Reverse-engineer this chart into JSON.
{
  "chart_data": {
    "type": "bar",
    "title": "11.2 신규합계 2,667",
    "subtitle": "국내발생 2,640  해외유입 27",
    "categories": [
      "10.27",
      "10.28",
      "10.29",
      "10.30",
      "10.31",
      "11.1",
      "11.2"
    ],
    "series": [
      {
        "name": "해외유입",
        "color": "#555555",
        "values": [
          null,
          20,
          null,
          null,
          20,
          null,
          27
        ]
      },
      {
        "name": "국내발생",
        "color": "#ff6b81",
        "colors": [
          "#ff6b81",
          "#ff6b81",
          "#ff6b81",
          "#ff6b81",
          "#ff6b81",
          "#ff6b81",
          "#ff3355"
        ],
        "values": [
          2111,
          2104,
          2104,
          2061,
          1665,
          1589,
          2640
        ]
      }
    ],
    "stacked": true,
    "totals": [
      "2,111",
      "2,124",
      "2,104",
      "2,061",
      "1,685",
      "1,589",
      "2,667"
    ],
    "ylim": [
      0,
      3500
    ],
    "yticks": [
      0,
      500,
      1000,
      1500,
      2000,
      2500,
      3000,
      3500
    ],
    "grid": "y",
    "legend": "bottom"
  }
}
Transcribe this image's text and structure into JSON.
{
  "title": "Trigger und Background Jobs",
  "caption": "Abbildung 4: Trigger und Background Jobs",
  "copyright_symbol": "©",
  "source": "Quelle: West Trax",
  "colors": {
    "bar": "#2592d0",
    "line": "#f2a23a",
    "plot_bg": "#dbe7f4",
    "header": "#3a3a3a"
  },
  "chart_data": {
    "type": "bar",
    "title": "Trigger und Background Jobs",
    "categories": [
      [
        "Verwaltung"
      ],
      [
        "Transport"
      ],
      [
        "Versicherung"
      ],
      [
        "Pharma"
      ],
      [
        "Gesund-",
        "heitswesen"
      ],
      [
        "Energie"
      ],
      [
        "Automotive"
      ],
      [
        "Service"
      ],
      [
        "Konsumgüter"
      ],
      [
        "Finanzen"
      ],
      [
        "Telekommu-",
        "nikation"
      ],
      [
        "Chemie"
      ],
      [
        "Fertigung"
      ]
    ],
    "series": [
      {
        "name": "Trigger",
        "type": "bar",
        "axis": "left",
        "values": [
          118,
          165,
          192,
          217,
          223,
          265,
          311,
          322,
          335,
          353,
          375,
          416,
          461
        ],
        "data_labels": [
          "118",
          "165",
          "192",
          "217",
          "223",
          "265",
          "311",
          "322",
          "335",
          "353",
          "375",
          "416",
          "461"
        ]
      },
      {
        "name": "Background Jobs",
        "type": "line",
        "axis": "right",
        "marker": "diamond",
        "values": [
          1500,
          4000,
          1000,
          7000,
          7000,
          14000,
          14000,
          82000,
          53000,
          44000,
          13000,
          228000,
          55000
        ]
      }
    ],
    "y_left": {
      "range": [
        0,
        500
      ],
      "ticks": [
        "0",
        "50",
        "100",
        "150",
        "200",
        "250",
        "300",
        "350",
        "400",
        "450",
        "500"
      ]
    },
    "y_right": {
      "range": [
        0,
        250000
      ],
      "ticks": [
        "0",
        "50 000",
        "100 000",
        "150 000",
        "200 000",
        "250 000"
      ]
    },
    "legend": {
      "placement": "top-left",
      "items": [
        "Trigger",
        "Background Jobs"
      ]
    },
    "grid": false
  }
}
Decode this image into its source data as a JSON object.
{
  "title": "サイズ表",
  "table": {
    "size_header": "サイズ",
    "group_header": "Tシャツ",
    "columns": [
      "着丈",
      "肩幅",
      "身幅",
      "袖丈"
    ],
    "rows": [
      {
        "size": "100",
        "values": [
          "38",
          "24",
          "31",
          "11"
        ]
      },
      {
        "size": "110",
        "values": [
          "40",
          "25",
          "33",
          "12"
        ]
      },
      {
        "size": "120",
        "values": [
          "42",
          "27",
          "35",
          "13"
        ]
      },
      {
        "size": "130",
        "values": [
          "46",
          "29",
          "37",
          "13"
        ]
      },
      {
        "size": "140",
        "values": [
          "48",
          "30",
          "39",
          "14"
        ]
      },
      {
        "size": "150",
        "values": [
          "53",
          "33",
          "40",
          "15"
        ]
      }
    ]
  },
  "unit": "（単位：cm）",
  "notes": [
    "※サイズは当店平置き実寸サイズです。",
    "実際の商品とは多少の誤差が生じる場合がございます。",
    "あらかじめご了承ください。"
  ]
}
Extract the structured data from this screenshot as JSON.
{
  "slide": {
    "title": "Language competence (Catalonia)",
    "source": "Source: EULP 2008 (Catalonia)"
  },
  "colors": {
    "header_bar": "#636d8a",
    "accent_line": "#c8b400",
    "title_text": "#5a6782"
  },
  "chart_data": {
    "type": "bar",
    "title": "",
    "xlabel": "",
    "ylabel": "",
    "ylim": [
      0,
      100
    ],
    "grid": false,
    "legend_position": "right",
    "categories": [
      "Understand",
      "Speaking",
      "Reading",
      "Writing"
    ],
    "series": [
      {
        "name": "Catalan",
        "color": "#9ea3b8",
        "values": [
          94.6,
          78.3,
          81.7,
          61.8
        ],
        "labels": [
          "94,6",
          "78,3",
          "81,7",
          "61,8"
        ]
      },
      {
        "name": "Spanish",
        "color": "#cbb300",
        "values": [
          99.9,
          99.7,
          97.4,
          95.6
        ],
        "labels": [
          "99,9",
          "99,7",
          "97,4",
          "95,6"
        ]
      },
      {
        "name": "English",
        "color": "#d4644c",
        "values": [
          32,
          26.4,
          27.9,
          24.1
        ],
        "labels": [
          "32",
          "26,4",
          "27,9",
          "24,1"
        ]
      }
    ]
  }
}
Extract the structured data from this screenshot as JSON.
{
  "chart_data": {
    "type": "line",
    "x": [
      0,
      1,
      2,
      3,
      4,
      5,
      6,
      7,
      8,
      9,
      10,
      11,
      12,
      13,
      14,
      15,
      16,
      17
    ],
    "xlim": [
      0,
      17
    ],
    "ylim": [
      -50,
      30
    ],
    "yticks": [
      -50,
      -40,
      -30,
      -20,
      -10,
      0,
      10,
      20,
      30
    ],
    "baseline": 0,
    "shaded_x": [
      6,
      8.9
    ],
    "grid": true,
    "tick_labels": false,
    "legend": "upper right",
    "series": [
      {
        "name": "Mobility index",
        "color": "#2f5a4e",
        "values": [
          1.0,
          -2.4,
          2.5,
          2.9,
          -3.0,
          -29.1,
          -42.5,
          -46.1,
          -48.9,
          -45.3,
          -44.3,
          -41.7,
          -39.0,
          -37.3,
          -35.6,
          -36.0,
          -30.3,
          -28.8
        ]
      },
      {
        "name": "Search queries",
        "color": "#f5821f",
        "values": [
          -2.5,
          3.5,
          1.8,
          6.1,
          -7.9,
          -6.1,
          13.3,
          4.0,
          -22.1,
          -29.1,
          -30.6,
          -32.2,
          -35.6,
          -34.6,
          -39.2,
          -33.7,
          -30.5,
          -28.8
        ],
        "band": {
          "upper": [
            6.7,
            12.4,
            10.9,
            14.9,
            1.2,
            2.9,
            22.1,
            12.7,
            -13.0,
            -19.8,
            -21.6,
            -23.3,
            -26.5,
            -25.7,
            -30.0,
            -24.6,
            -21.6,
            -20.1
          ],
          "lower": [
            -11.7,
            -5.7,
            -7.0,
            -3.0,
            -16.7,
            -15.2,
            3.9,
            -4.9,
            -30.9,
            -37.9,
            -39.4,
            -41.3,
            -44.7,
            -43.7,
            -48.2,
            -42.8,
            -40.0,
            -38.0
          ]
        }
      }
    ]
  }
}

┄┄┄┄┄┄┄┄┄┄┄┄┄┄┄┄┄┄┄┄

**Required task**
Using the listing above, locate the lines that hold "Catalonia" and copy each one.

**Written response**
    "title": "Language competence (Catalonia)",
    "source": "Source: EULP 2008 (Catalonia)"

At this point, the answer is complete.